■ **Records to process**
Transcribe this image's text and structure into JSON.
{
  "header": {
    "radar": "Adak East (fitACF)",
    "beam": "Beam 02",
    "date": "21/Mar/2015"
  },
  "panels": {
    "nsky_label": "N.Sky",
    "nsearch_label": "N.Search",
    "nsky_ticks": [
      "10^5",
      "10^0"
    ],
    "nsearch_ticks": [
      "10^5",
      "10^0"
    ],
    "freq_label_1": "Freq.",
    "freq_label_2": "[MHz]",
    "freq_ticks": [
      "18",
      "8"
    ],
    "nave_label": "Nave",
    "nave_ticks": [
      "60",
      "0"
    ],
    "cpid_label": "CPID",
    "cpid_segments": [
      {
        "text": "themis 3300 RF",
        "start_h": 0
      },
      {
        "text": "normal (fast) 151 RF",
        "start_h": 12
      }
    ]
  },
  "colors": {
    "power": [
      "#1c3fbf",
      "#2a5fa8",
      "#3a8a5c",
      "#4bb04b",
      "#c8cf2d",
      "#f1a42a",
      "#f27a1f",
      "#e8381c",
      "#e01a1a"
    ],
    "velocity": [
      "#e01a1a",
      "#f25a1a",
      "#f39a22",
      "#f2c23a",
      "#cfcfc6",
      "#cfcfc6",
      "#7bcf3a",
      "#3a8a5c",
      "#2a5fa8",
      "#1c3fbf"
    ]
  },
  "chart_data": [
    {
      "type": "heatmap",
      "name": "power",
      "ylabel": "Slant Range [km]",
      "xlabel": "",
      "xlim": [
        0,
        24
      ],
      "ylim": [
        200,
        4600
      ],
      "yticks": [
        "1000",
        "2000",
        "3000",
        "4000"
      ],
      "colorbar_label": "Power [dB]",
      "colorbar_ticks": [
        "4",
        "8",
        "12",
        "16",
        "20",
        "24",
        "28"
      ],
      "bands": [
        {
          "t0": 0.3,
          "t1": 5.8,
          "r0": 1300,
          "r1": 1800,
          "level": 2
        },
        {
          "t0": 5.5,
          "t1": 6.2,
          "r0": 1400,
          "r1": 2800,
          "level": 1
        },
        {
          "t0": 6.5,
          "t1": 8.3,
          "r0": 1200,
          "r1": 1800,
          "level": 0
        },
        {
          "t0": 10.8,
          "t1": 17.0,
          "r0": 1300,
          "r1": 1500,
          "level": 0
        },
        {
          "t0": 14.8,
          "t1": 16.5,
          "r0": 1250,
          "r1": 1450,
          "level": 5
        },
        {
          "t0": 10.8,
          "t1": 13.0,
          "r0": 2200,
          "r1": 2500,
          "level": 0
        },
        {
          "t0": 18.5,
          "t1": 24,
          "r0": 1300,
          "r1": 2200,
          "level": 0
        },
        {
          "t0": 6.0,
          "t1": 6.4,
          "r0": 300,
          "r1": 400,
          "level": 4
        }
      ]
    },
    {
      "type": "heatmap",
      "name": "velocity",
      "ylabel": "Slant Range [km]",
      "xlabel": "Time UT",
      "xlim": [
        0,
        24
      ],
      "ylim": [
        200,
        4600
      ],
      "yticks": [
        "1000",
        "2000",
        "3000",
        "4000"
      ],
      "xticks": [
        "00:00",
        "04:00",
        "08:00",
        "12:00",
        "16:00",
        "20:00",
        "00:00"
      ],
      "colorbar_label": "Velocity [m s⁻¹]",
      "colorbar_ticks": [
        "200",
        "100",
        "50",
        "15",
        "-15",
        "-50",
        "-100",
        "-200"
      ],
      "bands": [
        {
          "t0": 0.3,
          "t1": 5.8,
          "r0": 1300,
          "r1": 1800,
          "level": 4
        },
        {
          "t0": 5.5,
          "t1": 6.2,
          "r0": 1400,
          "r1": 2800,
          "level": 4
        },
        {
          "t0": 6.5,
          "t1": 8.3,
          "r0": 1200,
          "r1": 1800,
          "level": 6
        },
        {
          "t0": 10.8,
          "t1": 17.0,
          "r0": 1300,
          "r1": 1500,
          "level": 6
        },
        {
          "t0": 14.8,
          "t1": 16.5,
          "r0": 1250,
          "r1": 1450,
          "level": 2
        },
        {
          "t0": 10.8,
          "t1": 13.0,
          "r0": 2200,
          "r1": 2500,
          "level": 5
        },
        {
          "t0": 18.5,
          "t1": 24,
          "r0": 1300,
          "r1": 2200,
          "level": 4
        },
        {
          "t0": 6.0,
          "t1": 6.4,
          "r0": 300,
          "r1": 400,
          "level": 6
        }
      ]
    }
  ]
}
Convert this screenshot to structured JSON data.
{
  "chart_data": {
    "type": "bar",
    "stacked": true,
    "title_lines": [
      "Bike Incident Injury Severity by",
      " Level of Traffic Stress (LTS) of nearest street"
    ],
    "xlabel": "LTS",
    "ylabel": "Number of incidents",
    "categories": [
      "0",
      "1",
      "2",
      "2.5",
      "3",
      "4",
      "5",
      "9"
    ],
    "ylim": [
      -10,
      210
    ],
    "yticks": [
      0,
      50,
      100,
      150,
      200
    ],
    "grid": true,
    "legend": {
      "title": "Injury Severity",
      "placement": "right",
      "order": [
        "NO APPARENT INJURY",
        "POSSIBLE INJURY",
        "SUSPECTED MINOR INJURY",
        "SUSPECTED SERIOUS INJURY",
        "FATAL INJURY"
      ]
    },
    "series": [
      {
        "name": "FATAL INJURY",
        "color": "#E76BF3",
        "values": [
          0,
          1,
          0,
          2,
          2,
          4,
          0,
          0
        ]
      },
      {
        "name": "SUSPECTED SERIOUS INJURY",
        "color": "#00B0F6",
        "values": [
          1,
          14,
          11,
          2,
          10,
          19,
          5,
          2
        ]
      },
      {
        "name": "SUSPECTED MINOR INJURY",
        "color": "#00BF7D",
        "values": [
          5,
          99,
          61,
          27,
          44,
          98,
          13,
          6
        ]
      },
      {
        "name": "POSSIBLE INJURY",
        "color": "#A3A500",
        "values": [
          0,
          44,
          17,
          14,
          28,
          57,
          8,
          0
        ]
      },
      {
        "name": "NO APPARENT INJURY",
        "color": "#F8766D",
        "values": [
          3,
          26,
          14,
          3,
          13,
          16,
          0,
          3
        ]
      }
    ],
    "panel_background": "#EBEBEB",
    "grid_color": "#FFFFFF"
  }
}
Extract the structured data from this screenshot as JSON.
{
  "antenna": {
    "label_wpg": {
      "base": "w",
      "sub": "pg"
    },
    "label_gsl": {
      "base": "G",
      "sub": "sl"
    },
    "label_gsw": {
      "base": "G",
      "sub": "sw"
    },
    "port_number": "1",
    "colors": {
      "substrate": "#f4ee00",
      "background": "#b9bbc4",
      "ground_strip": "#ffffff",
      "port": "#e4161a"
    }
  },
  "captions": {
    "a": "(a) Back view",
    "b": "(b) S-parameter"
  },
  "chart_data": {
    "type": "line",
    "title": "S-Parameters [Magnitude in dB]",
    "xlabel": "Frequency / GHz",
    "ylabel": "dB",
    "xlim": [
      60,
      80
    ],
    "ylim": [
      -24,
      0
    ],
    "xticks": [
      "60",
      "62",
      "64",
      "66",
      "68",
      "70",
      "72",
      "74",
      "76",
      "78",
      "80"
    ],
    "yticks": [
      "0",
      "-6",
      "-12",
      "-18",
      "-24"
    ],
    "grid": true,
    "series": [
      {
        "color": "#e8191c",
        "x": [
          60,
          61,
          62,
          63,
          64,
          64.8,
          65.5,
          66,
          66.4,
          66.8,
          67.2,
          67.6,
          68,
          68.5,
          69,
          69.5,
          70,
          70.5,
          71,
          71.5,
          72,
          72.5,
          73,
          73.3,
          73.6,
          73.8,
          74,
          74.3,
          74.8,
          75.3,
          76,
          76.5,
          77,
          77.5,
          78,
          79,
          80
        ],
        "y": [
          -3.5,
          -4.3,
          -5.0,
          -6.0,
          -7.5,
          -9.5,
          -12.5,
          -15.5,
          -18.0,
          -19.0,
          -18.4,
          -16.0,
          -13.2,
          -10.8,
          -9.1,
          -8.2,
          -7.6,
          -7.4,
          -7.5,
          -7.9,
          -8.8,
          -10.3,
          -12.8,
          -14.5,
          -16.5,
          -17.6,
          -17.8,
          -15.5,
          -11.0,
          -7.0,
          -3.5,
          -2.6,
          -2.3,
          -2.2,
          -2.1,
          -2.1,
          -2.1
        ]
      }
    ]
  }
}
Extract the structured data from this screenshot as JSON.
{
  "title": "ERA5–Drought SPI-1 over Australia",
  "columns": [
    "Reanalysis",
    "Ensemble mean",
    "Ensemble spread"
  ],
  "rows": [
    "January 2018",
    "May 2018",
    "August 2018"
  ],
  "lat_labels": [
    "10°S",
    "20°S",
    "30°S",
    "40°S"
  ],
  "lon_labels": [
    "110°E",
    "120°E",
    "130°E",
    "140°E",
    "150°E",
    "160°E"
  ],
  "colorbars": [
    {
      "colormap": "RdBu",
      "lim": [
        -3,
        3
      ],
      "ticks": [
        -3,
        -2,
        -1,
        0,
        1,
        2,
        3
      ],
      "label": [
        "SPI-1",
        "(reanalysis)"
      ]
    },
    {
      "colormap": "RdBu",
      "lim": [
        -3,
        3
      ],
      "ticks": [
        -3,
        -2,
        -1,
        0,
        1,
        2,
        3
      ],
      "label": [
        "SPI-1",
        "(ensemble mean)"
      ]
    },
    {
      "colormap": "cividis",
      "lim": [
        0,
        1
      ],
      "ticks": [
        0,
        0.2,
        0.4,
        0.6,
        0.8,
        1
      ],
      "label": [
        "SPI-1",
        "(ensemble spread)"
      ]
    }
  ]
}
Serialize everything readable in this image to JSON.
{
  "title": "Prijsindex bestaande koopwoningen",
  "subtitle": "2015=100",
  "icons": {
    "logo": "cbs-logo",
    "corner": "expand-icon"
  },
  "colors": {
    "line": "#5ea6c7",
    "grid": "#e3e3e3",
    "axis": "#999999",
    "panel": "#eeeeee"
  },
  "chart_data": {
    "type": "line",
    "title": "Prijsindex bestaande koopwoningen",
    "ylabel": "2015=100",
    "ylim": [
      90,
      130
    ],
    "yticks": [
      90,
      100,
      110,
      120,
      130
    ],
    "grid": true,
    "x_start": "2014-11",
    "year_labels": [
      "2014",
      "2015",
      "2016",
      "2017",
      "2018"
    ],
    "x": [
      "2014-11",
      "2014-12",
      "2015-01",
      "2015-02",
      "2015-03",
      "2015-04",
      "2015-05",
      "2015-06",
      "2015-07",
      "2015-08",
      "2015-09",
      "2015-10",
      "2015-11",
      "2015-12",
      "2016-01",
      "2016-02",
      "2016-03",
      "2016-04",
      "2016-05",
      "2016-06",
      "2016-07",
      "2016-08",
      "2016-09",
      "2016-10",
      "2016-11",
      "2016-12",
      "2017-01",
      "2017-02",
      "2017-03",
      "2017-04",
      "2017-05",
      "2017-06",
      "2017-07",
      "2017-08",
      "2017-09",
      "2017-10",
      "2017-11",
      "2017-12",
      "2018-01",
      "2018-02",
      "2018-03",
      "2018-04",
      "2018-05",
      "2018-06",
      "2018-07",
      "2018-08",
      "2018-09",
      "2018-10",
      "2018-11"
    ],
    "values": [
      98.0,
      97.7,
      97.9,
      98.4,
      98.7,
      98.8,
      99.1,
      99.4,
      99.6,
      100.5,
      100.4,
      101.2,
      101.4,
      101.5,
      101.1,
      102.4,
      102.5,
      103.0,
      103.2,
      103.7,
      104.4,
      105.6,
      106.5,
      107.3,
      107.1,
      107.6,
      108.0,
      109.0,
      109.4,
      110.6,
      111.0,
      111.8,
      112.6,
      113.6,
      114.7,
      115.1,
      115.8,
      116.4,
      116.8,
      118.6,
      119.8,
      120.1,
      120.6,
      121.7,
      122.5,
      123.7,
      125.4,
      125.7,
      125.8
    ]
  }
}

■ **Goal**
Report the count of lines in the entries that contain the string "Severity", and nothing besides it.

■ **Exercise output**
2